── Extract to read ──

If point 1 is true, then us doing relaying is the only thing to do. If point 2 is true, we need to do relaying, but also need to look at hole punching code.
That's one major reason why I stuck with Tinc VPN. It's a mesh VPN that will route traffic through other Tinc nodes if it can't do it directly. Once Nebula has that feature, then I would switch completely.
@breisig I used Tinc for many years and still think it is great. It definitely inspired some of Nebula. Now that I'm a full time indoors person, I'm typing code as fast as I can, so we'll have something to test soon. :)
@rawdigits Once you have something ready for testing that would allow Nebula to route traffic through other nodes [like Tinc], please let me know. I would be willing to test. I would drop Tinc right away for Nebula.
Sooo, it turns out our hole punching may have been too efficient and was triggering race conditions in various connection tracking implementations. We have now nerfed it (slowed it down slightly) and the problems I was having have mostly vanished. Once #210 is merged, I recommend building from source and testing on various NAT setups again, because I believe this exists in a lot of routers/etc and was causing problems for people.
I downloaded the latest master, compiled it, and it worked. Only 1 test so far so needs validation and repeated tests, but looks good so far.
Test scenario: (as-is) V1.1.0 LH VM Ubuntu 18.04.4 (amd64) Node A Ubuntu 18.04.4 on metal (arm64) Node B MacOS on metal (10.14.6) LH on public with UDP in 4242 allow Node A behind consumer ATT DSL rtr in KC MO Node B behind tethered iPhone Node A ---> ping --> LH == OK Node B ---> ping --> LH == OK Node A --> ping --> Node B == Nope Node B --> ping --> Node A == Nope
Test scenario: (new bins) Create new LH VM with pub IP and UDP 4242 in allow New LH VM Ubuntu 18.04.4 (also amd64) Node A Ubuntu 18.04.4 on metal (same as above) Node B MacOS on metal (same as above) Compile new nebula code to create new bins for each Create new CA Create new config.yaml (test-config.yaml) Create new signed certs for nodes and LH (test-*.crt/key) Fire up new config and certs to use new LH on LH, Node A, Node B Node A ---> ping --> LH == OK Node B ---> ping --> LH == OK Node A --> ping --> Node B == OK Node B --> ping --> Node A == OK
Validate: Stop all nebula services, all nodes Restart with orig config and orig bins (v1.1.0) Node A ---> ping --> LH == OK Node B ---> ping --> LH == OK Node A --> ping --> Node B == Nope Node B --> ping --> Node A == Nope
So, it seems that the updates have resolved the issue/race condition preventing nodes from finding each other and punching through NAT. I have notified some of my team about my findings so they can validate more thoroughly.

───

* Tasks for this exercise:
- A) Write out the passage of the Nebula thread between "If point 1 is" and "hole punching code.", inclusive.
- B) In the Nebula thread, the "(new bins)" test scenario gives several steps that begin with "Create new". List everything those steps create.
- C) Decide whether each statement agrees with the Nebula thread. Answer yes or no, and quote the words that settle it.
(i) The hole punching was slowed down slightly.
(ii) In the validation run with the original config and bins, Node A could ping Node B.
(iii) One poster would drop Tinc right away for Nebula.
The records come from a source unrelated to the Nebula thread.

── Records provided ──

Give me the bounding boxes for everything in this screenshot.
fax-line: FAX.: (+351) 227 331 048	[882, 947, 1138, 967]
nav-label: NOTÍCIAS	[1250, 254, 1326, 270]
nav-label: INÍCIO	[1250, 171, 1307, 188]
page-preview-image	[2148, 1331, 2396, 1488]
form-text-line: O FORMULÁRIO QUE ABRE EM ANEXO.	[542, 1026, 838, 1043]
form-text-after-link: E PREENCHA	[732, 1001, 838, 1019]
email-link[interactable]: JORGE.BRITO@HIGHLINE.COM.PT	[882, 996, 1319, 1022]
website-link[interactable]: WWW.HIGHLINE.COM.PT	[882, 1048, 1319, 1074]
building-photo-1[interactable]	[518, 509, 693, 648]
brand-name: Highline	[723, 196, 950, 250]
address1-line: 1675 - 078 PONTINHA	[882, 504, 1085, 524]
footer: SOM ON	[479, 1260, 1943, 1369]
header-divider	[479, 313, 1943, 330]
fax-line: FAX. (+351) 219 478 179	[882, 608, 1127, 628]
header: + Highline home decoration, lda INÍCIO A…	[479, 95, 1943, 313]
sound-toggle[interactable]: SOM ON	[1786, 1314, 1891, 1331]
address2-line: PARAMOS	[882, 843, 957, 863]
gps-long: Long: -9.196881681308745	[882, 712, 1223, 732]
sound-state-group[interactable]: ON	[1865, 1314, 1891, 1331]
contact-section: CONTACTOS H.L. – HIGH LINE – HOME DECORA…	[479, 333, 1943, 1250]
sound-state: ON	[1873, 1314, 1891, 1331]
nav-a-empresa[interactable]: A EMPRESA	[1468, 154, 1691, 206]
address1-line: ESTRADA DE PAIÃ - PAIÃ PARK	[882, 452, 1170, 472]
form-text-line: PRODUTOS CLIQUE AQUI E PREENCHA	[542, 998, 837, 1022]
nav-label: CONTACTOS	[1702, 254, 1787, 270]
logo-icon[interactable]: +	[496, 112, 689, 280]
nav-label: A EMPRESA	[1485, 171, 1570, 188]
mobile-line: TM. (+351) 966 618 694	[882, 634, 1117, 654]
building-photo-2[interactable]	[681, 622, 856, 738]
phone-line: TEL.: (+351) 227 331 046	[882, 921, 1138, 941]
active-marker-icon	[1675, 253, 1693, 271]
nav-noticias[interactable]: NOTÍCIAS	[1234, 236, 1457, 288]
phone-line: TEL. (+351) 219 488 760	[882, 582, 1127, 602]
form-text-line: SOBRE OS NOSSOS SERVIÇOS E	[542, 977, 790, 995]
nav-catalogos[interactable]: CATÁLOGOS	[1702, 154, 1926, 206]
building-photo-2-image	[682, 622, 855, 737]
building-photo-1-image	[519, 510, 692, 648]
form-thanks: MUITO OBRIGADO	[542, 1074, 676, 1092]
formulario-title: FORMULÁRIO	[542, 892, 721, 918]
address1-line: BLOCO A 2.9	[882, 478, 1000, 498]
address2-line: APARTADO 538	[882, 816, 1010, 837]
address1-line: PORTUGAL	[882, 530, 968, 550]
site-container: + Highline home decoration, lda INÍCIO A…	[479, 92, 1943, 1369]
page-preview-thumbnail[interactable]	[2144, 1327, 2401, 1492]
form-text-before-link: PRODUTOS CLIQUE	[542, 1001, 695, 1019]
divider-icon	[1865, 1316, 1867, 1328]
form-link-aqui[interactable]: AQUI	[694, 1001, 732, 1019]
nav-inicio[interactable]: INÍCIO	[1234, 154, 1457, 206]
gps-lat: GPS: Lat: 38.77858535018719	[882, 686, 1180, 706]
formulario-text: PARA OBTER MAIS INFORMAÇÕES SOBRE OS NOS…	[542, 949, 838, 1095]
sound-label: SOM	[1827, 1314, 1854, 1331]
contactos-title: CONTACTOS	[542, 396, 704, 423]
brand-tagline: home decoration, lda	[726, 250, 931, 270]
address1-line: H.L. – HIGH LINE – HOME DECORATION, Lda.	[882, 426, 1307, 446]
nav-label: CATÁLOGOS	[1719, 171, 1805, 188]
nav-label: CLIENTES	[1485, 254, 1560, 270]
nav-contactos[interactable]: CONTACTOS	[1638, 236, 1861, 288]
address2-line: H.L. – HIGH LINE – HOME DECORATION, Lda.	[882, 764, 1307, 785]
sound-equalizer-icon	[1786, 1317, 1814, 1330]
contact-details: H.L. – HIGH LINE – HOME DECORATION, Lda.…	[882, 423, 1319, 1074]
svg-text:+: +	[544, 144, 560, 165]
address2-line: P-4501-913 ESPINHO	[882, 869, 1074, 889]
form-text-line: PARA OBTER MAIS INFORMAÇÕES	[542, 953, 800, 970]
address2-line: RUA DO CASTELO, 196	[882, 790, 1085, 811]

───

* Answers to the exercises:
- A)
If point 1 is true, then us doing relaying is the only thing to do. If point 2 is true, we need to do relaying, but also need to look at hole punching code.

- B)
- LH VM with pub IP and UDP 4242 in allow
- CA
- config.yaml (test-config.yaml)
- signed certs for nodes and LH (test-*.crt/key)

- C)
(i) Yes: "We have now nerfed it (slowed it down slightly)"
(ii) No: "Node A --> ping --> Node B == Nope"
(iii) Yes: "I would drop Tinc right away for Nebula."